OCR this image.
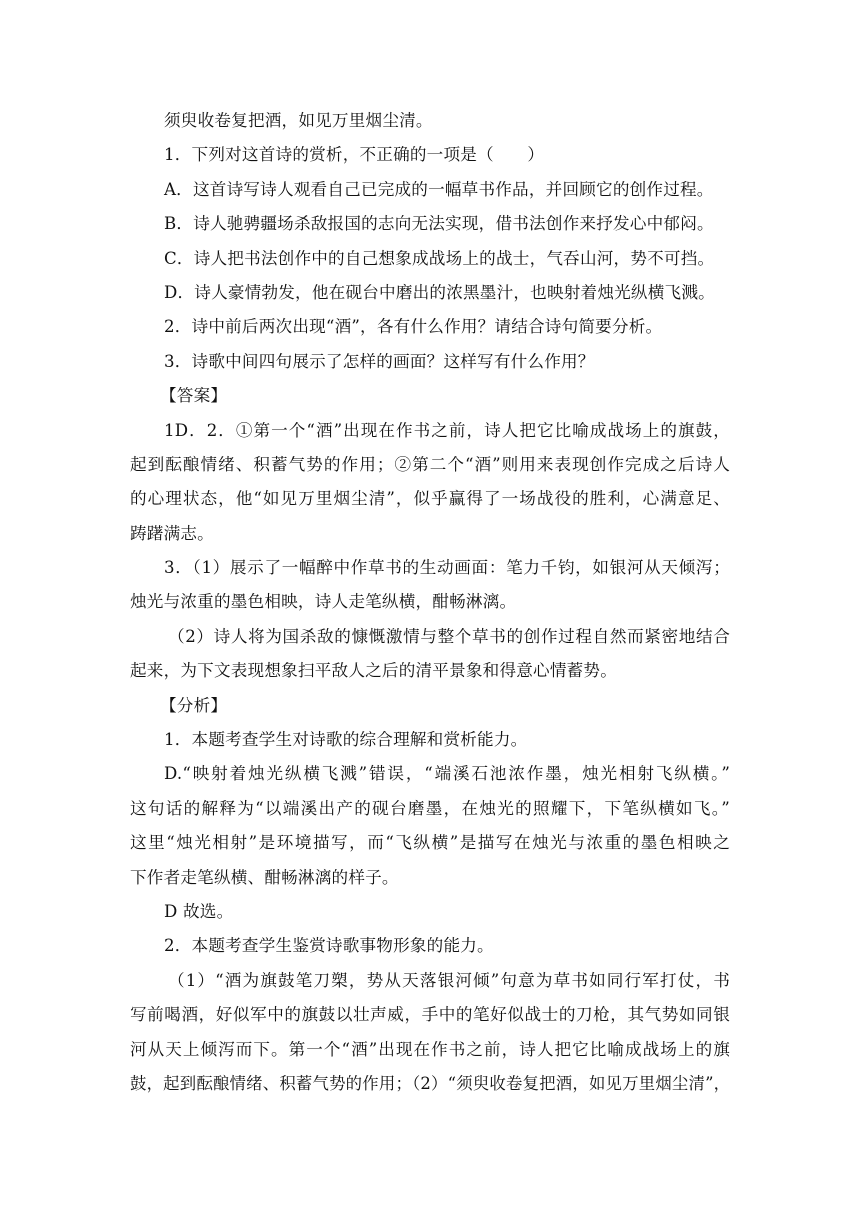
须臾收卷复把酒，如见万里烟尘清。
1．下列对这首诗的赏析，不正确的一项是（　　）
A．这首诗写诗人观看自己已完成的一幅草书作品，并回顾它的创作过程。
B．诗人驰骋疆场杀敌报国的志向无法实现，借书法创作来抒发心中郁闷。
C．诗人把书法创作中的自己想象成战场上的战士，气吞山河，势不可挡。
D．诗人豪情勃发，他在砚台中磨出的浓黑墨汁，也映射着烛光纵横飞溅。
2．诗中前后两次出现“酒”，各有什么作用？请结合诗句简要分析。
3．诗歌中间四句展示了怎样的画面？这样写有什么作用？
【答案】
1D．2．①第一个“酒”出现在作书之前，诗人把它比喻成战场上的旗鼓，
起到酝酿情绪、积蓄气势的作用；②第二个“酒”则用来表现创作完成之后诗人
的心理状态，他“如见万里烟尘清”，似乎赢得了一场战役的胜利，心满意足、
踌躇满志。
3．（1）展示了一幅醉中作草书的生动画面：笔力千钧，如银河从天倾泻；
烛光与浓重的墨色相映，诗人走笔纵横，酣畅淋漓。
（2）诗人将为国杀敌的慷慨激情与整个草书的创作过程自然而紧密地结合
起来，为下文表现想象扫平敌人之后的清平景象和得意心情蓄势。
【分析】
1．本题考查学生对诗歌的综合理解和赏析能力。
D.“映射着烛光纵横飞溅”错误，“端溪石池浓作墨，烛光相射飞纵横。”
这句话的解释为“以端溪出产的砚台磨墨，在烛光的照耀下，下笔纵横如飞。”
这里“烛光相射”是环境描写，而“飞纵横”是描写在烛光与浓重的墨色相映之
下作者走笔纵横、酣畅淋漓的样子。
D 故选。
2．本题考查学生鉴赏诗歌事物形象的能力。
（1）“酒为旗鼓笔刀槊，势从天落银河倾”句意为草书如同行军打仗，书
写前喝酒，好似军中的旗鼓以壮声威，手中的笔好似战士的刀枪，其气势如同银
河从天上倾泻而下。第一个“酒”出现在作书之前，诗人把它比喻成战场上的旗
鼓，起到酝酿情绪、积蓄气势的作用；（2）“须臾收卷复把酒，如见万里烟尘清”，
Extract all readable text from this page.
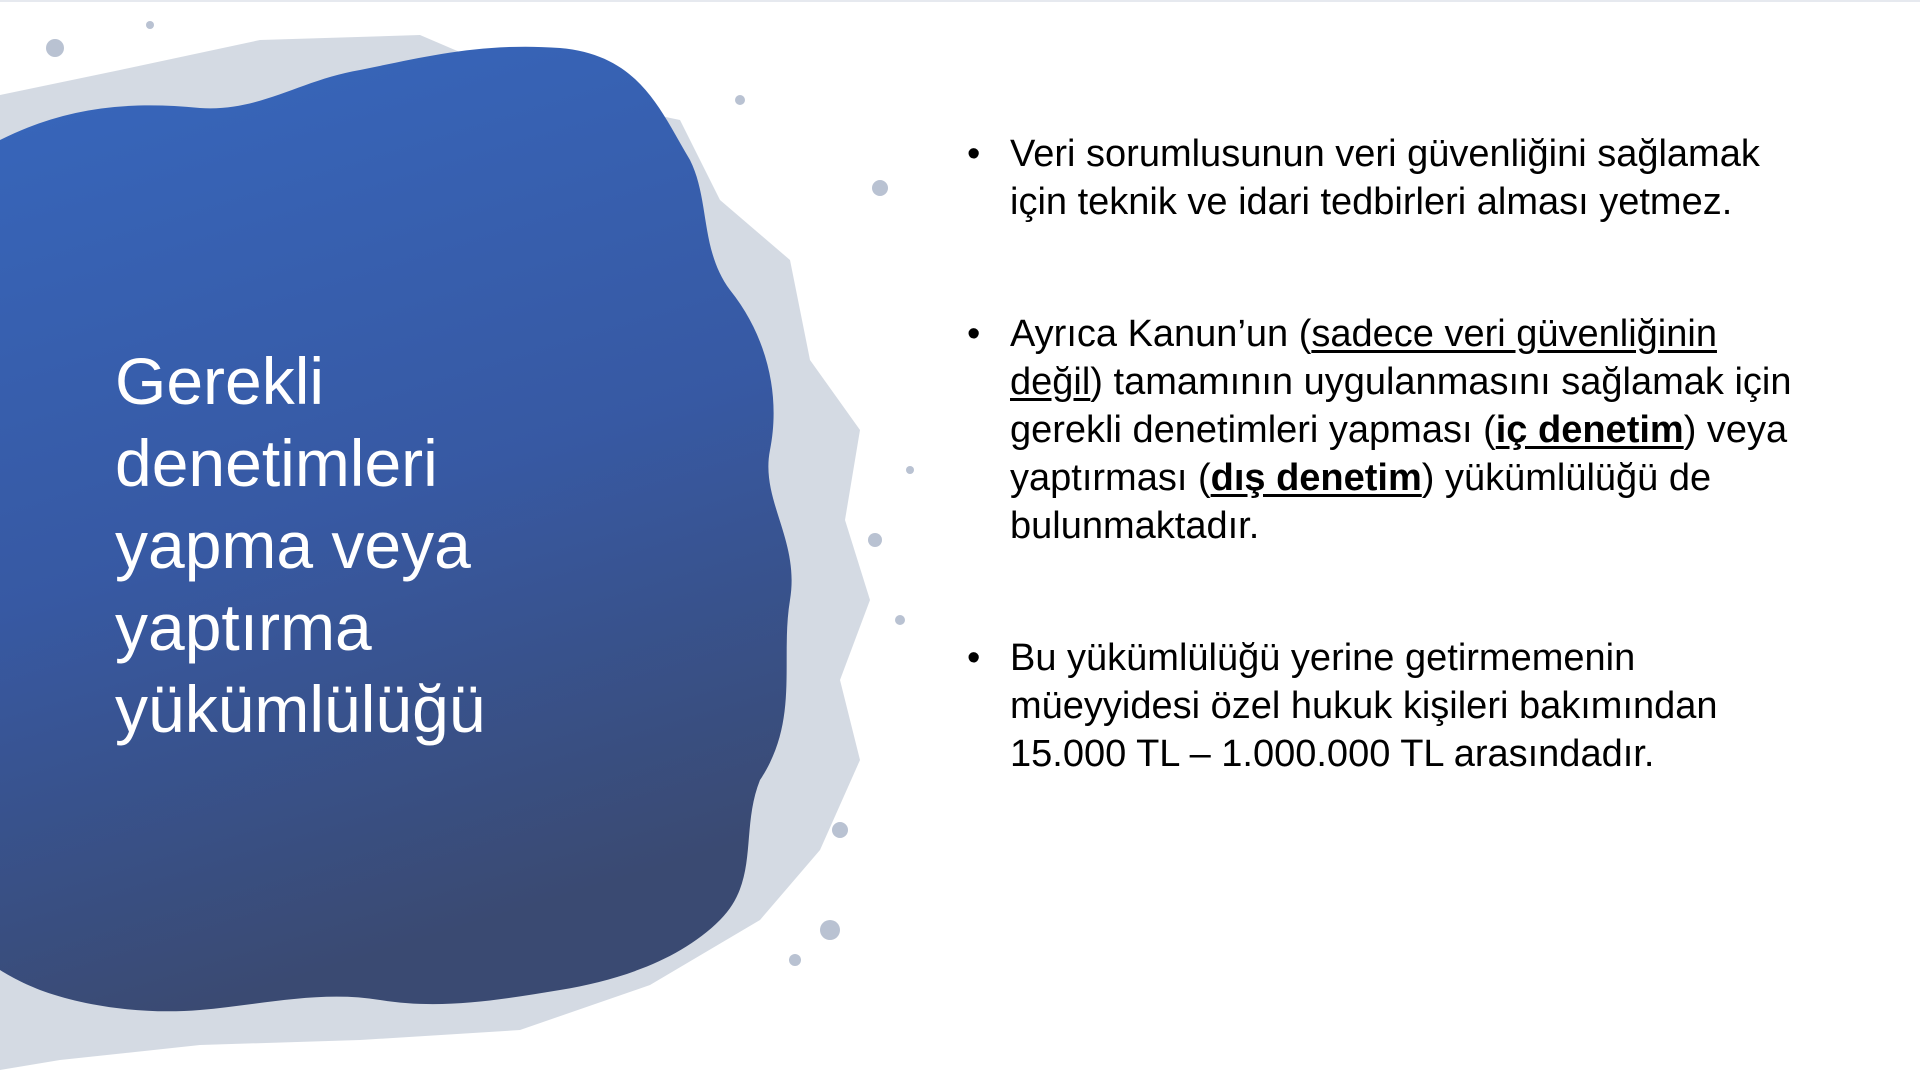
Gerekli
denetimleri
yapma veya
yaptırma
yükümlülüğü
• Veri sorumlusunun veri güvenliğini sağlamak için teknik ve idari tedbirleri alması yetmez.
• Ayrıca Kanun’un (sadece veri güvenliğinin değil) tamamının uygulanmasını sağlamak için gerekli denetimleri yapması (iç denetim) veya yaptırması (dış denetim) yükümlülüğü de bulunmaktadır.
• Bu yükümlülüğü yerine getirmemenin müeyyidesi özel hukuk kişileri bakımından 15.000 TL – 1.000.000 TL arasındadır.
★ ★ ★
Within the data above, pick out all lines holding the word "this".

OCR this image.
Extract all readable text from this page.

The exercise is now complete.